---------- SUPPLIED DATA ----------

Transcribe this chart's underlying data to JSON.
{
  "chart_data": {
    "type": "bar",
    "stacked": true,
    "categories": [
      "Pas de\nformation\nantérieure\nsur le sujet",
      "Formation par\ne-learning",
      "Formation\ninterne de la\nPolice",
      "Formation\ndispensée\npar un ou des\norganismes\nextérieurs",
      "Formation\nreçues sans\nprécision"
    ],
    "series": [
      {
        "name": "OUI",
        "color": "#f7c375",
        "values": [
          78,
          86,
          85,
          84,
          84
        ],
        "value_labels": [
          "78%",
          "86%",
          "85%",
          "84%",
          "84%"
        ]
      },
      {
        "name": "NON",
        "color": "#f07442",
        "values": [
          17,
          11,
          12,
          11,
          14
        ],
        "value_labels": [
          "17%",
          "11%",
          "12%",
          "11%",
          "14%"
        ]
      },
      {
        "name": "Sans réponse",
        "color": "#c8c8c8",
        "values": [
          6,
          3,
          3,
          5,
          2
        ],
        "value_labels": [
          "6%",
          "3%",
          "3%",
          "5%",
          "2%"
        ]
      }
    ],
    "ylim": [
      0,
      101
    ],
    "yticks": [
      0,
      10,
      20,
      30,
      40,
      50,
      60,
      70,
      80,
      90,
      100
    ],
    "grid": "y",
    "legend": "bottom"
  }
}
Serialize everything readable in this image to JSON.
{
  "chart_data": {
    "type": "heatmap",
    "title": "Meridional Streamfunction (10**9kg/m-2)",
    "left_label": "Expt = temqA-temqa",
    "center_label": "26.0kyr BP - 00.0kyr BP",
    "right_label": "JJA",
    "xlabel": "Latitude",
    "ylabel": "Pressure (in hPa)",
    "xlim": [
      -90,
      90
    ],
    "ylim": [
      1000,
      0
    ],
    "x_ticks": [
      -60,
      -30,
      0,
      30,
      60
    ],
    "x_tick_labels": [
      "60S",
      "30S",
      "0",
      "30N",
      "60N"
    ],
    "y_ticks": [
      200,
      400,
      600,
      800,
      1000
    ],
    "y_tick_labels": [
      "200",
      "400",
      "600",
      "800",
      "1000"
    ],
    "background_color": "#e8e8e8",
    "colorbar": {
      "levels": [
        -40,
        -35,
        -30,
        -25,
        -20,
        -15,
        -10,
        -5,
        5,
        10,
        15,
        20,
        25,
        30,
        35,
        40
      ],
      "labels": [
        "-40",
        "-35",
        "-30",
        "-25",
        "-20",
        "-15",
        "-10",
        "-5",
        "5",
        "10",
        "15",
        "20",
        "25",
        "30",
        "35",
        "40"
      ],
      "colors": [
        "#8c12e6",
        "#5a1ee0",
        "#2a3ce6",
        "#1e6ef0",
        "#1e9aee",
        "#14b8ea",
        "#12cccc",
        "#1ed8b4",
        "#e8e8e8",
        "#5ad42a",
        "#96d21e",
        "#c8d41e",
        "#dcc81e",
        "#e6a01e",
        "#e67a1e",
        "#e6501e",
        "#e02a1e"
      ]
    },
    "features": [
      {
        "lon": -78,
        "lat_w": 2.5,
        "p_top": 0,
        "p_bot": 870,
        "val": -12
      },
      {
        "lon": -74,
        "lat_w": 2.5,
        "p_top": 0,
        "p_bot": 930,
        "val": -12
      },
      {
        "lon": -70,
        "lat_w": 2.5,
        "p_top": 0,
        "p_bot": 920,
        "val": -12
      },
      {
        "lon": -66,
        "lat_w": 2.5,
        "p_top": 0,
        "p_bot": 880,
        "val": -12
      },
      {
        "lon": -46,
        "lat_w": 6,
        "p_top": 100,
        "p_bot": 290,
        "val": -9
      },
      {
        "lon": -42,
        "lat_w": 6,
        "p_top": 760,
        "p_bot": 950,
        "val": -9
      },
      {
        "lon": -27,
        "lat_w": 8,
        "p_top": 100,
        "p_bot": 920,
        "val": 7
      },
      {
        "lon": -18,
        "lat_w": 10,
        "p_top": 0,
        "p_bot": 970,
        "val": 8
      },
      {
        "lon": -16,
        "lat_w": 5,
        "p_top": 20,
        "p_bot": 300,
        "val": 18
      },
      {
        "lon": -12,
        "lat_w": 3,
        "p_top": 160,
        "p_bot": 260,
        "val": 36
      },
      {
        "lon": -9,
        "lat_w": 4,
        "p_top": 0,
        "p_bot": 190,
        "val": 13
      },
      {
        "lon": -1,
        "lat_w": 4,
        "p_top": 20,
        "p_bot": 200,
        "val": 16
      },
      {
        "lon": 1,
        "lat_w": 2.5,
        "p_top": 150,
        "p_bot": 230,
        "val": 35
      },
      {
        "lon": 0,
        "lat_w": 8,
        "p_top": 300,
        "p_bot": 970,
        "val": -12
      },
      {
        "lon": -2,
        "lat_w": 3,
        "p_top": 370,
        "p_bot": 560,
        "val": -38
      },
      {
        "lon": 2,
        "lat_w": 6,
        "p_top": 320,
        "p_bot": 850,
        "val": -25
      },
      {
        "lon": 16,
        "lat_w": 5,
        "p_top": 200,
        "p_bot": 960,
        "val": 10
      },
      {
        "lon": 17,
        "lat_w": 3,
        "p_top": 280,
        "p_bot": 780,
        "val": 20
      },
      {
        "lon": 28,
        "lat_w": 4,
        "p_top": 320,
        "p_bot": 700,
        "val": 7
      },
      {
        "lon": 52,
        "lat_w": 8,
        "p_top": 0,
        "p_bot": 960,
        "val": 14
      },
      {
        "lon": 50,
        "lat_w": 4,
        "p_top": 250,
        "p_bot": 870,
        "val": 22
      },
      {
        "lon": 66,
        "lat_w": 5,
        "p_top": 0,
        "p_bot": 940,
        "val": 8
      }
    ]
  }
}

----------

▸ WORK TO COMPLETE: Set down the listing above in full, please, exactly as it appears.

▸ THE OUTPUT:
Transcribe this chart's underlying data to JSON.
{
  "chart_data": {
    "type": "bar",
    "stacked": true,
    "categories": [
      "Pas de\nformation\nantérieure\nsur le sujet",
      "Formation par\ne-learning",
      "Formation\ninterne de la\nPolice",
      "Formation\ndispensée\npar un ou des\norganismes\nextérieurs",
      "Formation\nreçues sans\nprécision"
    ],
    "series": [
      {
        "name": "OUI",
        "color": "#f7c375",
        "values": [
          78,
          86,
          85,
          84,
          84
        ],
        "value_labels": [
          "78%",
          "86%",
          "85%",
          "84%",
          "84%"
        ]
      },
      {
        "name": "NON",
        "color": "#f07442",
        "values": [
          17,
          11,
          12,
          11,
          14
        ],
        "value_labels": [
          "17%",
          "11%",
          "12%",
          "11%",
          "14%"
        ]
      },
      {
        "name": "Sans réponse",
        "color": "#c8c8c8",
        "values": [
          6,
          3,
          3,
          5,
          2
        ],
        "value_labels": [
          "6%",
          "3%",
          "3%",
          "5%",
          "2%"
        ]
      }
    ],
    "ylim": [
      0,
      101
    ],
    "yticks": [
      0,
      10,
      20,
      30,
      40,
      50,
      60,
      70,
      80,
      90,
      100
    ],
    "grid": "y",
    "legend": "bottom"
  }
}
Serialize everything readable in this image to JSON.
{
  "chart_data": {
    "type": "heatmap",
    "title": "Meridional Streamfunction (10**9kg/m-2)",
    "left_label": "Expt = temqA-temqa",
    "center_label": "26.0kyr BP - 00.0kyr BP",
    "right_label": "JJA",
    "xlabel": "Latitude",
    "ylabel": "Pressure (in hPa)",
    "xlim": [
      -90,
      90
    ],
    "ylim": [
      1000,
      0
    ],
    "x_ticks": [
      -60,
      -30,
      0,
      30,
      60
    ],
    "x_tick_labels": [
      "60S",
      "30S",
      "0",
      "30N",
      "60N"
    ],
    "y_ticks": [
      200,
      400,
      600,
      800,
      1000
    ],
    "y_tick_labels": [
      "200",
      "400",
      "600",
      "800",
      "1000"
    ],
    "background_color": "#e8e8e8",
    "colorbar": {
      "levels": [
        -40,
        -35,
        -30,
        -25,
        -20,
        -15,
        -10,
        -5,
        5,
        10,
        15,
        20,
        25,
        30,
        35,
        40
      ],
      "labels": [
        "-40",
        "-35",
        "-30",
        "-25",
        "-20",
        "-15",
        "-10",
        "-5",
        "5",
        "10",
        "15",
        "20",
        "25",
        "30",
        "35",
        "40"
      ],
      "colors": [
        "#8c12e6",
        "#5a1ee0",
        "#2a3ce6",
        "#1e6ef0",
        "#1e9aee",
        "#14b8ea",
        "#12cccc",
        "#1ed8b4",
        "#e8e8e8",
        "#5ad42a",
        "#96d21e",
        "#c8d41e",
        "#dcc81e",
        "#e6a01e",
        "#e67a1e",
        "#e6501e",
        "#e02a1e"
      ]
    },
    "features": [
      {
        "lon": -78,
        "lat_w": 2.5,
        "p_top": 0,
        "p_bot": 870,
        "val": -12
      },
      {
        "lon": -74,
        "lat_w": 2.5,
        "p_top": 0,
        "p_bot": 930,
        "val": -12
      },
      {
        "lon": -70,
        "lat_w": 2.5,
        "p_top": 0,
        "p_bot": 920,
        "val": -12
      },
      {
        "lon": -66,
        "lat_w": 2.5,
        "p_top": 0,
        "p_bot": 880,
        "val": -12
      },
      {
        "lon": -46,
        "lat_w": 6,
        "p_top": 100,
        "p_bot": 290,
        "val": -9
      },
      {
        "lon": -42,
        "lat_w": 6,
        "p_top": 760,
        "p_bot": 950,
        "val": -9
      },
      {
        "lon": -27,
        "lat_w": 8,
        "p_top": 100,
        "p_bot": 920,
        "val": 7
      },
      {
        "lon": -18,
        "lat_w": 10,
        "p_top": 0,
        "p_bot": 970,
        "val": 8
      },
      {
        "lon": -16,
        "lat_w": 5,
        "p_top": 20,
        "p_bot": 300,
        "val": 18
      },
      {
        "lon": -12,
        "lat_w": 3,
        "p_top": 160,
        "p_bot": 260,
        "val": 36
      },
      {
        "lon": -9,
        "lat_w": 4,
        "p_top": 0,
        "p_bot": 190,
        "val": 13
      },
      {
        "lon": -1,
        "lat_w": 4,
        "p_top": 20,
        "p_bot": 200,
        "val": 16
      },
      {
        "lon": 1,
        "lat_w": 2.5,
        "p_top": 150,
        "p_bot": 230,
        "val": 35
      },
      {
        "lon": 0,
        "lat_w": 8,
        "p_top": 300,
        "p_bot": 970,
        "val": -12
      },
      {
        "lon": -2,
        "lat_w": 3,
        "p_top": 370,
        "p_bot": 560,
        "val": -38
      },
      {
        "lon": 2,
        "lat_w": 6,
        "p_top": 320,
        "p_bot": 850,
        "val": -25
      },
      {
        "lon": 16,
        "lat_w": 5,
        "p_top": 200,
        "p_bot": 960,
        "val": 10
      },
      {
        "lon": 17,
        "lat_w": 3,
        "p_top": 280,
        "p_bot": 780,
        "val": 20
      },
      {
        "lon": 28,
        "lat_w": 4,
        "p_top": 320,
        "p_bot": 700,
        "val": 7
      },
      {
        "lon": 52,
        "lat_w": 8,
        "p_top": 0,
        "p_bot": 960,
        "val": 14
      },
      {
        "lon": 50,
        "lat_w": 4,
        "p_top": 250,
        "p_bot": 870,
        "val": 22
      },
      {
        "lon": 66,
        "lat_w": 5,
        "p_top": 0,
        "p_bot": 940,
        "val": 8
      }
    ]
  }
}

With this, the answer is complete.